All of the material below is to be retyped exactly.

+===+

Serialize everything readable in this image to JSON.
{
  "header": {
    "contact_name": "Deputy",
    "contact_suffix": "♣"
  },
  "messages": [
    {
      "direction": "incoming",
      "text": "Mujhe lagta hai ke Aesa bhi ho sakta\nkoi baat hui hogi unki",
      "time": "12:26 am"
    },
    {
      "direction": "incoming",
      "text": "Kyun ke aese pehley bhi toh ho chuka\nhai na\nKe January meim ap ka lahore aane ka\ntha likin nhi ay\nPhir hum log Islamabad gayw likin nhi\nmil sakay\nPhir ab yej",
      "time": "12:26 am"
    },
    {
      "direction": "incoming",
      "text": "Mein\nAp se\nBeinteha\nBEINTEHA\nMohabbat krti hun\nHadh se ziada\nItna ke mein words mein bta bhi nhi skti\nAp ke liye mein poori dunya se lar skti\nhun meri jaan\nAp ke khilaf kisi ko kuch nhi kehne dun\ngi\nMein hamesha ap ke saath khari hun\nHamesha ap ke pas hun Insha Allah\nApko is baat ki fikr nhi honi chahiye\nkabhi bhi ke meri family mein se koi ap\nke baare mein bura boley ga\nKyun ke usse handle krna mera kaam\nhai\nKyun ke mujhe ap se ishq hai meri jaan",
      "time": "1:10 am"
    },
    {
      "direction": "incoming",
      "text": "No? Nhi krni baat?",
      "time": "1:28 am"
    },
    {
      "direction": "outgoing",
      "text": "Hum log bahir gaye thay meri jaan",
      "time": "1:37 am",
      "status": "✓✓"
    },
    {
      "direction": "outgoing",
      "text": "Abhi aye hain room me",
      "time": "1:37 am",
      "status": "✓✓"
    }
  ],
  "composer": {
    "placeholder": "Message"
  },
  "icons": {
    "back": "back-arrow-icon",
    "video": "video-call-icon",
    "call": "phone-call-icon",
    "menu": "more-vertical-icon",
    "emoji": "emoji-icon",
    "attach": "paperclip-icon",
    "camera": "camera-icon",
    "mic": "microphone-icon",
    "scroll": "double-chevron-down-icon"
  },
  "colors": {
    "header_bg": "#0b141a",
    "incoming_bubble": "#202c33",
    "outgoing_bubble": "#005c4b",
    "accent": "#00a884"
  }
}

+===+

# [Expected output]
Serialize everything readable in this image to JSON.
{
  "header": {
    "contact_name": "Deputy",
    "contact_suffix": "♣"
  },
  "messages": [
    {
      "direction": "incoming",
      "text": "Mujhe lagta hai ke Aesa bhi ho sakta\nkoi baat hui hogi unki",
      "time": "12:26 am"
    },
    {
      "direction": "incoming",
      "text": "Kyun ke aese pehley bhi toh ho chuka\nhai na\nKe January meim ap ka lahore aane ka\ntha likin nhi ay\nPhir hum log Islamabad gayw likin nhi\nmil sakay\nPhir ab yej",
      "time": "12:26 am"
    },
    {
      "direction": "incoming",
      "text": "Mein\nAp se\nBeinteha\nBEINTEHA\nMohabbat krti hun\nHadh se ziada\nItna ke mein words mein bta bhi nhi skti\nAp ke liye mein poori dunya se lar skti\nhun meri jaan\nAp ke khilaf kisi ko kuch nhi kehne dun\ngi\nMein hamesha ap ke saath khari hun\nHamesha ap ke pas hun Insha Allah\nApko is baat ki fikr nhi honi chahiye\nkabhi bhi ke meri family mein se koi ap\nke baare mein bura boley ga\nKyun ke usse handle krna mera kaam\nhai\nKyun ke mujhe ap se ishq hai meri jaan",
      "time": "1:10 am"
    },
    {
      "direction": "incoming",
      "text": "No? Nhi krni baat?",
      "time": "1:28 am"
    },
    {
      "direction": "outgoing",
      "text": "Hum log bahir gaye thay meri jaan",
      "time": "1:37 am",
      "status": "✓✓"
    },
    {
      "direction": "outgoing",
      "text": "Abhi aye hain room me",
      "time": "1:37 am",
      "status": "✓✓"
    }
  ],
  "composer": {
    "placeholder": "Message"
  },
  "icons": {
    "back": "back-arrow-icon",
    "video": "video-call-icon",
    "call": "phone-call-icon",
    "menu": "more-vertical-icon",
    "emoji": "emoji-icon",
    "attach": "paperclip-icon",
    "camera": "camera-icon",
    "mic": "microphone-icon",
    "scroll": "double-chevron-down-icon"
  },
  "colors": {
    "header_bg": "#0b141a",
    "incoming_bubble": "#202c33",
    "outgoing_bubble": "#005c4b",
    "accent": "#00a884"
  }
}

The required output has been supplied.